INSTRUCTION. Without including the pictures, copy out every line below.

========================================

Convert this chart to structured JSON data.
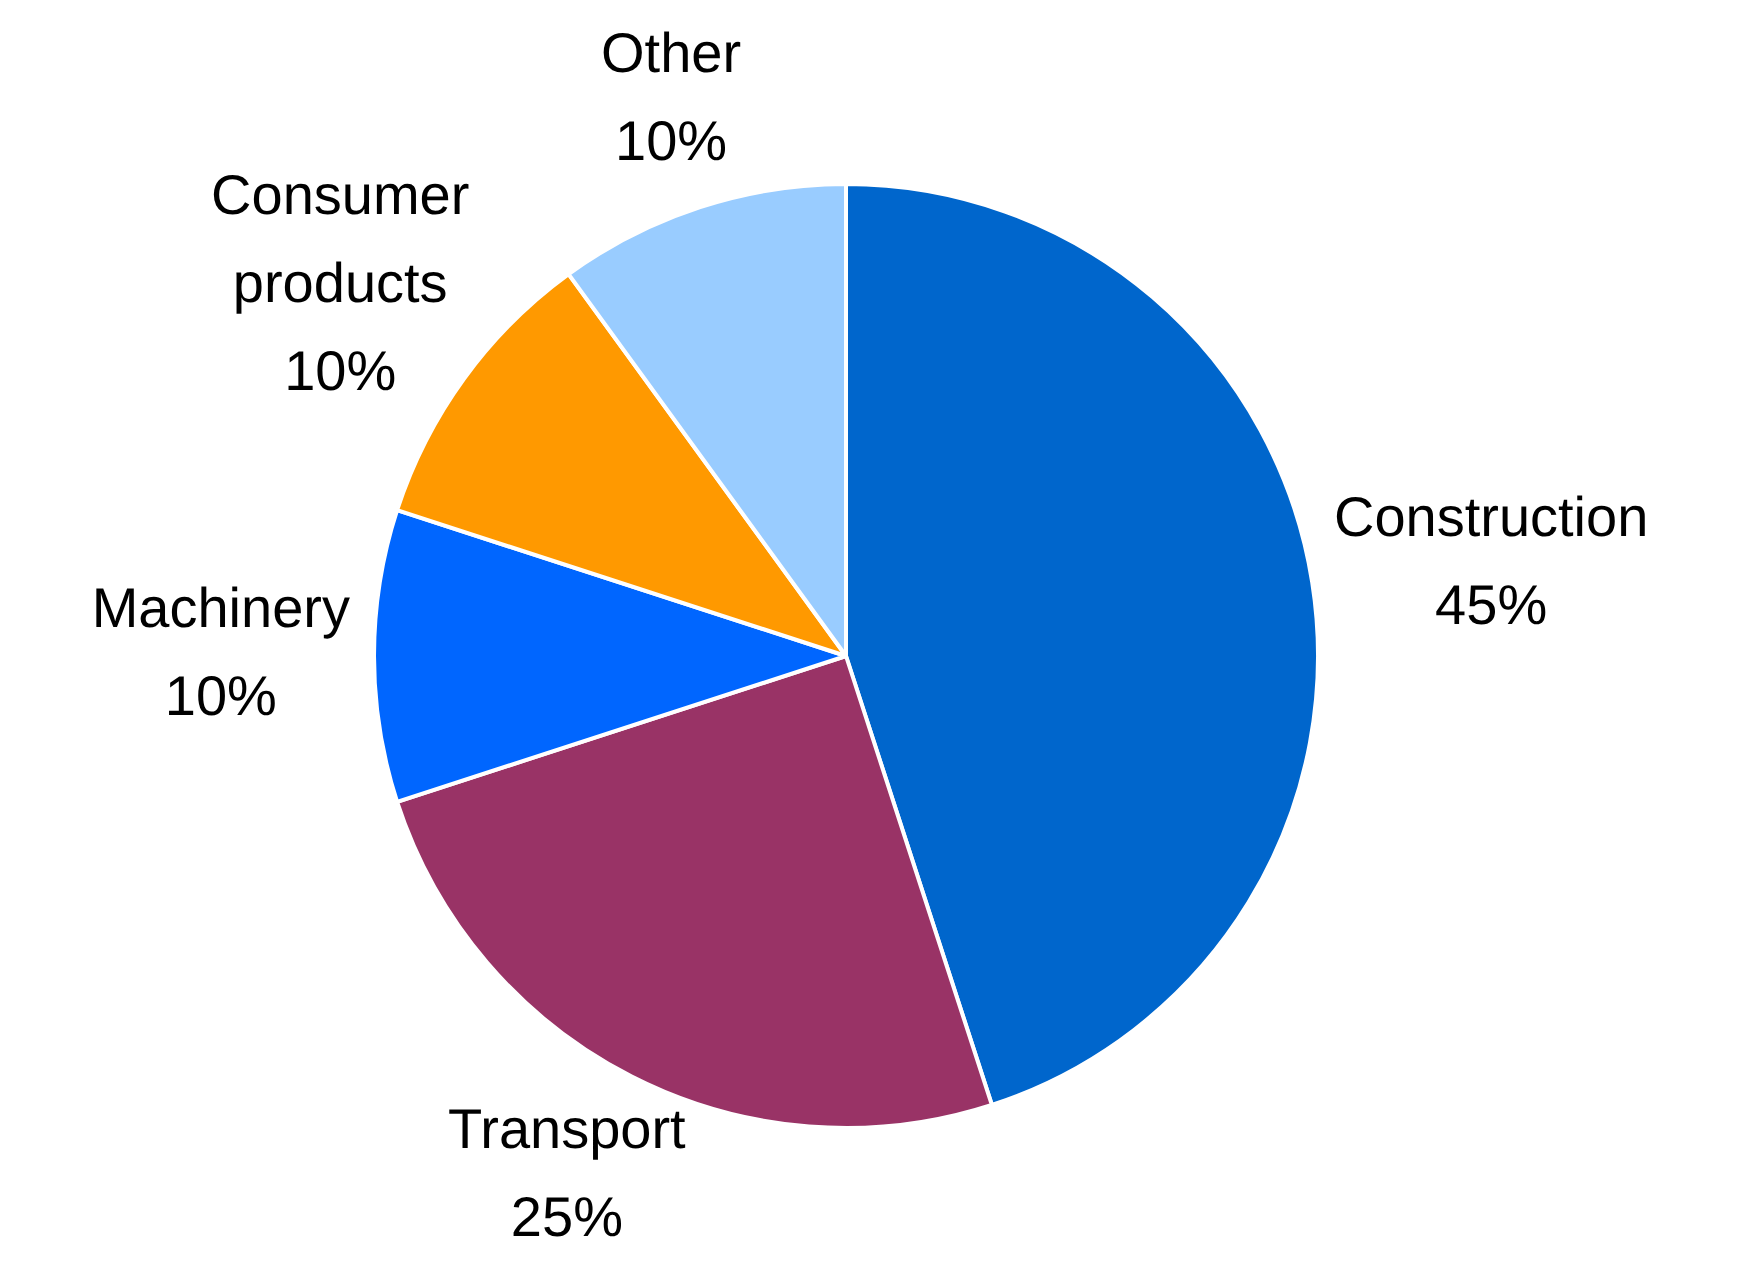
{
  "chart_data": {
    "type": "pie",
    "categories": [
      "Construction",
      "Transport",
      "Machinery",
      "Consumer products",
      "Other"
    ],
    "values": [
      45,
      25,
      10,
      10,
      10
    ],
    "colors": [
      "#0066cc",
      "#993366",
      "#0066ff",
      "#ff9900",
      "#99ccff"
    ],
    "value_labels": [
      "45%",
      "25%",
      "10%",
      "10%",
      "10%"
    ],
    "legend": false
  }
}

========================================

EXPECTED ANSWER.
Convert this chart to structured JSON data.
{
  "chart_data": {
    "type": "pie",
    "categories": [
      "Construction",
      "Transport",
      "Machinery",
      "Consumer products",
      "Other"
    ],
    "values": [
      45,
      25,
      10,
      10,
      10
    ],
    "colors": [
      "#0066cc",
      "#993366",
      "#0066ff",
      "#ff9900",
      "#99ccff"
    ],
    "value_labels": [
      "45%",
      "25%",
      "10%",
      "10%",
      "10%"
    ],
    "legend": false
  }
}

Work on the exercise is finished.